(Dataset listings of figures)
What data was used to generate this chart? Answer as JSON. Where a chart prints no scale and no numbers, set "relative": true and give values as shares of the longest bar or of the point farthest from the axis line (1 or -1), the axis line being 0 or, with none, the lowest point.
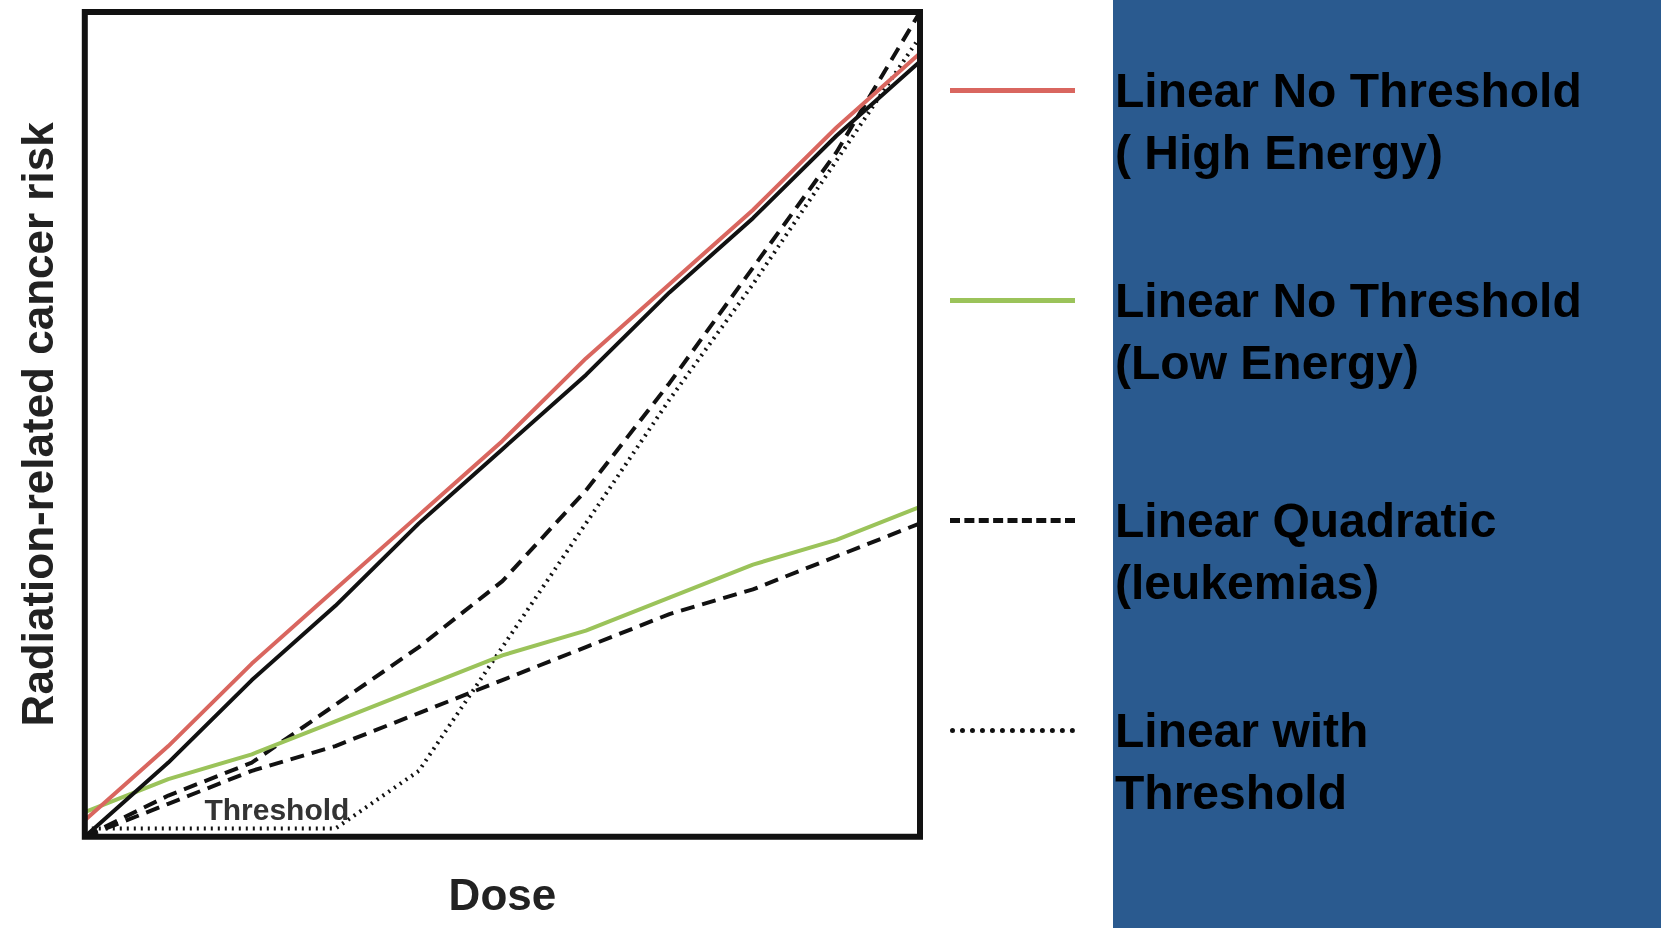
{
  "chart_data": {
    "type": "line",
    "relative": true,
    "xlabel": "Dose",
    "ylabel": "Radiation-related cancer risk",
    "grid": false,
    "legend": "right",
    "marker": "none",
    "categories": [
      null,
      null,
      null,
      null,
      null,
      null,
      null,
      null,
      null,
      null,
      null
    ],
    "series": [
      {
        "color": "#111111",
        "line_style": "solid",
        "values": [
          0,
          0.09,
          0.19,
          0.28,
          0.38,
          0.47,
          0.56,
          0.66,
          0.75,
          0.85,
          0.94
        ]
      },
      {
        "name": "Linear No Threshold\n( High Energy)",
        "color": "#d9665f",
        "line_style": "solid",
        "values": [
          0.02,
          0.11,
          0.21,
          0.3,
          0.39,
          0.48,
          0.58,
          0.67,
          0.76,
          0.86,
          0.95
        ]
      },
      {
        "color": "#111111",
        "line_style": "dashed",
        "values": [
          0,
          0.04,
          0.08,
          0.11,
          0.15,
          0.19,
          0.23,
          0.27,
          0.3,
          0.34,
          0.38
        ]
      },
      {
        "name": "Linear No Threshold\n(Low Energy)",
        "color": "#9bc35a",
        "line_style": "solid",
        "values": [
          0.03,
          0.07,
          0.1,
          0.14,
          0.18,
          0.22,
          0.25,
          0.29,
          0.33,
          0.36,
          0.4
        ]
      },
      {
        "name": "Linear Quadratic\n(leukemias)",
        "color": "#111111",
        "line_style": "dashed",
        "values": [
          0,
          0.05,
          0.09,
          0.16,
          0.23,
          0.31,
          0.42,
          0.55,
          0.69,
          0.83,
          1.0
        ]
      },
      {
        "name": "Linear with\nThreshold",
        "color": "#111111",
        "line_style": "dotted",
        "values": [
          0.01,
          0.01,
          0.01,
          0.01,
          0.08,
          0.23,
          0.38,
          0.53,
          0.67,
          0.82,
          0.97
        ]
      }
    ],
    "annotations": [
      "Threshold"
    ]
  }
}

*Objective*: Transcribe all the data word for word; the images stay out.

*Exercise answer*:
What data was used to generate this chart? Answer as JSON. Where a chart prints no scale and no numbers, set "relative": true and give values as shares of the longest bar or of the point farthest from the axis line (1 or -1), the axis line being 0 or, with none, the lowest point.
{
  "chart_data": {
    "type": "line",
    "relative": true,
    "xlabel": "Dose",
    "ylabel": "Radiation-related cancer risk",
    "grid": false,
    "legend": "right",
    "marker": "none",
    "categories": [
      null,
      null,
      null,
      null,
      null,
      null,
      null,
      null,
      null,
      null,
      null
    ],
    "series": [
      {
        "color": "#111111",
        "line_style": "solid",
        "values": [
          0,
          0.09,
          0.19,
          0.28,
          0.38,
          0.47,
          0.56,
          0.66,
          0.75,
          0.85,
          0.94
        ]
      },
      {
        "name": "Linear No Threshold\n( High Energy)",
        "color": "#d9665f",
        "line_style": "solid",
        "values": [
          0.02,
          0.11,
          0.21,
          0.3,
          0.39,
          0.48,
          0.58,
          0.67,
          0.76,
          0.86,
          0.95
        ]
      },
      {
        "color": "#111111",
        "line_style": "dashed",
        "values": [
          0,
          0.04,
          0.08,
          0.11,
          0.15,
          0.19,
          0.23,
          0.27,
          0.3,
          0.34,
          0.38
        ]
      },
      {
        "name": "Linear No Threshold\n(Low Energy)",
        "color": "#9bc35a",
        "line_style": "solid",
        "values": [
          0.03,
          0.07,
          0.1,
          0.14,
          0.18,
          0.22,
          0.25,
          0.29,
          0.33,
          0.36,
          0.4
        ]
      },
      {
        "name": "Linear Quadratic\n(leukemias)",
        "color": "#111111",
        "line_style": "dashed",
        "values": [
          0,
          0.05,
          0.09,
          0.16,
          0.23,
          0.31,
          0.42,
          0.55,
          0.69,
          0.83,
          1.0
        ]
      },
      {
        "name": "Linear with\nThreshold",
        "color": "#111111",
        "line_style": "dotted",
        "values": [
          0.01,
          0.01,
          0.01,
          0.01,
          0.08,
          0.23,
          0.38,
          0.53,
          0.67,
          0.82,
          0.97
        ]
      }
    ],
    "annotations": [
      "Threshold"
    ]
  }
}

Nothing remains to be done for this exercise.